** Supplied information **
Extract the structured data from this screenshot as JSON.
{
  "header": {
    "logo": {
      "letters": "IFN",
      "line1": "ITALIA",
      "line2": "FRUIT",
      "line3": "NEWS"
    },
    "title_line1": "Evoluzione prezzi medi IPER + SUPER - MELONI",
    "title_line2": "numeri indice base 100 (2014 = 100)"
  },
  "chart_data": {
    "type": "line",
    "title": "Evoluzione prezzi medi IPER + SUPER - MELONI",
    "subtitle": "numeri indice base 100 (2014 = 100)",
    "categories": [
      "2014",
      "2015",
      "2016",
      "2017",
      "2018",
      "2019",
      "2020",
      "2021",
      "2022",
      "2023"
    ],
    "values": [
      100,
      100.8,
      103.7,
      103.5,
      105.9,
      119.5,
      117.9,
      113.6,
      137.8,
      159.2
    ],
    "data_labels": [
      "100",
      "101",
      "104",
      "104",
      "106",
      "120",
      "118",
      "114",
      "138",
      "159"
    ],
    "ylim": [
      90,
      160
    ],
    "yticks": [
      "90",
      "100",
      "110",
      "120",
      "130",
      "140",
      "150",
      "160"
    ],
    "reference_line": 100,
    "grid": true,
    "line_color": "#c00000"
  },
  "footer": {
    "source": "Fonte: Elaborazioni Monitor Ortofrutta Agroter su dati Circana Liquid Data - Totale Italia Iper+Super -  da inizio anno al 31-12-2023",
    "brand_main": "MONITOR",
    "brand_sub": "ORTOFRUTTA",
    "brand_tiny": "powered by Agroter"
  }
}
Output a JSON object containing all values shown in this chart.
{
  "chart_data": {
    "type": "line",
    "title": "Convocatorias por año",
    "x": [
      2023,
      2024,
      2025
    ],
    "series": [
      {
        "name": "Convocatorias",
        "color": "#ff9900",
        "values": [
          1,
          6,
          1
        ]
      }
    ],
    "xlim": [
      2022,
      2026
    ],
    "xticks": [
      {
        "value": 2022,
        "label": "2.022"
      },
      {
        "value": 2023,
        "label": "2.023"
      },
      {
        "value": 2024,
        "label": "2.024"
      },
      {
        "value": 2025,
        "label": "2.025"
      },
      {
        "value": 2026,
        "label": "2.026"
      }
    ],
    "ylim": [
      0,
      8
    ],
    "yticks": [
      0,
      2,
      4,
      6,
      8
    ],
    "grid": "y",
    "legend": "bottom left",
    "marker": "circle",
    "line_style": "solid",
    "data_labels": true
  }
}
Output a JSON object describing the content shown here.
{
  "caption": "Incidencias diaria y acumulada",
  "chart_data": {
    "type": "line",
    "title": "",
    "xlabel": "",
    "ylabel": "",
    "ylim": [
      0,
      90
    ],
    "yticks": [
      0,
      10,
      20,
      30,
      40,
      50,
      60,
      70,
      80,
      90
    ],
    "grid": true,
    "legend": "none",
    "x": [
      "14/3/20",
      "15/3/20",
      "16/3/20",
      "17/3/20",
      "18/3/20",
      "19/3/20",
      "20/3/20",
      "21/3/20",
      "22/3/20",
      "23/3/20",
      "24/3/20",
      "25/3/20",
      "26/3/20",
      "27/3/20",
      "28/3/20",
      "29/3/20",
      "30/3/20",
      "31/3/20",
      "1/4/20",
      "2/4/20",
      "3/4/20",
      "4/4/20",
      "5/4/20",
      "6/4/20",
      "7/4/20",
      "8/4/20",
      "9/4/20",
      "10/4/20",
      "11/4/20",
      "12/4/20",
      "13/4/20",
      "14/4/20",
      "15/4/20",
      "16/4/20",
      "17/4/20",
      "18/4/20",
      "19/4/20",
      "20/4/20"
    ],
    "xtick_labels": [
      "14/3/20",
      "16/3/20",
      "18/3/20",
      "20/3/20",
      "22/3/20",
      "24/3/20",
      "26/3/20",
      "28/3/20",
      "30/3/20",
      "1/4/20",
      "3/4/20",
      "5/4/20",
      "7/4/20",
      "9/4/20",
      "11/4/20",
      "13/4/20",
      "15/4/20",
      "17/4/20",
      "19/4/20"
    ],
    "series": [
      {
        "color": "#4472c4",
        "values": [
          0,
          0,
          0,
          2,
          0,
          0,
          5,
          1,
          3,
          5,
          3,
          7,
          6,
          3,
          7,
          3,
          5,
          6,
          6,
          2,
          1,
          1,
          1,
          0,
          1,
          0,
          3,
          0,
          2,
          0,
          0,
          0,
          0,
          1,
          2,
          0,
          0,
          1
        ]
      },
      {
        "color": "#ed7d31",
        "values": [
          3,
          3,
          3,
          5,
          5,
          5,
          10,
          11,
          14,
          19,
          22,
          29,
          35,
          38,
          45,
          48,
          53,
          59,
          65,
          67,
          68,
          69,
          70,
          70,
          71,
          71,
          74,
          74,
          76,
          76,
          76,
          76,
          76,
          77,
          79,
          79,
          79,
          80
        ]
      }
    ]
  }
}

** Exercise task **
Without changing a word, restate the whole listing.

** Task output **
Extract the structured data from this screenshot as JSON.
{
  "header": {
    "logo": {
      "letters": "IFN",
      "line1": "ITALIA",
      "line2": "FRUIT",
      "line3": "NEWS"
    },
    "title_line1": "Evoluzione prezzi medi IPER + SUPER - MELONI",
    "title_line2": "numeri indice base 100 (2014 = 100)"
  },
  "chart_data": {
    "type": "line",
    "title": "Evoluzione prezzi medi IPER + SUPER - MELONI",
    "subtitle": "numeri indice base 100 (2014 = 100)",
    "categories": [
      "2014",
      "2015",
      "2016",
      "2017",
      "2018",
      "2019",
      "2020",
      "2021",
      "2022",
      "2023"
    ],
    "values": [
      100,
      100.8,
      103.7,
      103.5,
      105.9,
      119.5,
      117.9,
      113.6,
      137.8,
      159.2
    ],
    "data_labels": [
      "100",
      "101",
      "104",
      "104",
      "106",
      "120",
      "118",
      "114",
      "138",
      "159"
    ],
    "ylim": [
      90,
      160
    ],
    "yticks": [
      "90",
      "100",
      "110",
      "120",
      "130",
      "140",
      "150",
      "160"
    ],
    "reference_line": 100,
    "grid": true,
    "line_color": "#c00000"
  },
  "footer": {
    "source": "Fonte: Elaborazioni Monitor Ortofrutta Agroter su dati Circana Liquid Data - Totale Italia Iper+Super -  da inizio anno al 31-12-2023",
    "brand_main": "MONITOR",
    "brand_sub": "ORTOFRUTTA",
    "brand_tiny": "powered by Agroter"
  }
}
Output a JSON object containing all values shown in this chart.
{
  "chart_data": {
    "type": "line",
    "title": "Convocatorias por año",
    "x": [
      2023,
      2024,
      2025
    ],
    "series": [
      {
        "name": "Convocatorias",
        "color": "#ff9900",
        "values": [
          1,
          6,
          1
        ]
      }
    ],
    "xlim": [
      2022,
      2026
    ],
    "xticks": [
      {
        "value": 2022,
        "label": "2.022"
      },
      {
        "value": 2023,
        "label": "2.023"
      },
      {
        "value": 2024,
        "label": "2.024"
      },
      {
        "value": 2025,
        "label": "2.025"
      },
      {
        "value": 2026,
        "label": "2.026"
      }
    ],
    "ylim": [
      0,
      8
    ],
    "yticks": [
      0,
      2,
      4,
      6,
      8
    ],
    "grid": "y",
    "legend": "bottom left",
    "marker": "circle",
    "line_style": "solid",
    "data_labels": true
  }
}
Output a JSON object describing the content shown here.
{
  "caption": "Incidencias diaria y acumulada",
  "chart_data": {
    "type": "line",
    "title": "",
    "xlabel": "",
    "ylabel": "",
    "ylim": [
      0,
      90
    ],
    "yticks": [
      0,
      10,
      20,
      30,
      40,
      50,
      60,
      70,
      80,
      90
    ],
    "grid": true,
    "legend": "none",
    "x": [
      "14/3/20",
      "15/3/20",
      "16/3/20",
      "17/3/20",
      "18/3/20",
      "19/3/20",
      "20/3/20",
      "21/3/20",
      "22/3/20",
      "23/3/20",
      "24/3/20",
      "25/3/20",
      "26/3/20",
      "27/3/20",
      "28/3/20",
      "29/3/20",
      "30/3/20",
      "31/3/20",
      "1/4/20",
      "2/4/20",
      "3/4/20",
      "4/4/20",
      "5/4/20",
      "6/4/20",
      "7/4/20",
      "8/4/20",
      "9/4/20",
      "10/4/20",
      "11/4/20",
      "12/4/20",
      "13/4/20",
      "14/4/20",
      "15/4/20",
      "16/4/20",
      "17/4/20",
      "18/4/20",
      "19/4/20",
      "20/4/20"
    ],
    "xtick_labels": [
      "14/3/20",
      "16/3/20",
      "18/3/20",
      "20/3/20",
      "22/3/20",
      "24/3/20",
      "26/3/20",
      "28/3/20",
      "30/3/20",
      "1/4/20",
      "3/4/20",
      "5/4/20",
      "7/4/20",
      "9/4/20",
      "11/4/20",
      "13/4/20",
      "15/4/20",
      "17/4/20",
      "19/4/20"
    ],
    "series": [
      {
        "color": "#4472c4",
        "values": [
          0,
          0,
          0,
          2,
          0,
          0,
          5,
          1,
          3,
          5,
          3,
          7,
          6,
          3,
          7,
          3,
          5,
          6,
          6,
          2,
          1,
          1,
          1,
          0,
          1,
          0,
          3,
          0,
          2,
          0,
          0,
          0,
          0,
          1,
          2,
          0,
          0,
          1
        ]
      },
      {
        "color": "#ed7d31",
        "values": [
          3,
          3,
          3,
          5,
          5,
          5,
          10,
          11,
          14,
          19,
          22,
          29,
          35,
          38,
          45,
          48,
          53,
          59,
          65,
          67,
          68,
          69,
          70,
          70,
          71,
          71,
          74,
          74,
          76,
          76,
          76,
          76,
          76,
          77,
          79,
          79,
          79,
          80
        ]
      }
    ]
  }
}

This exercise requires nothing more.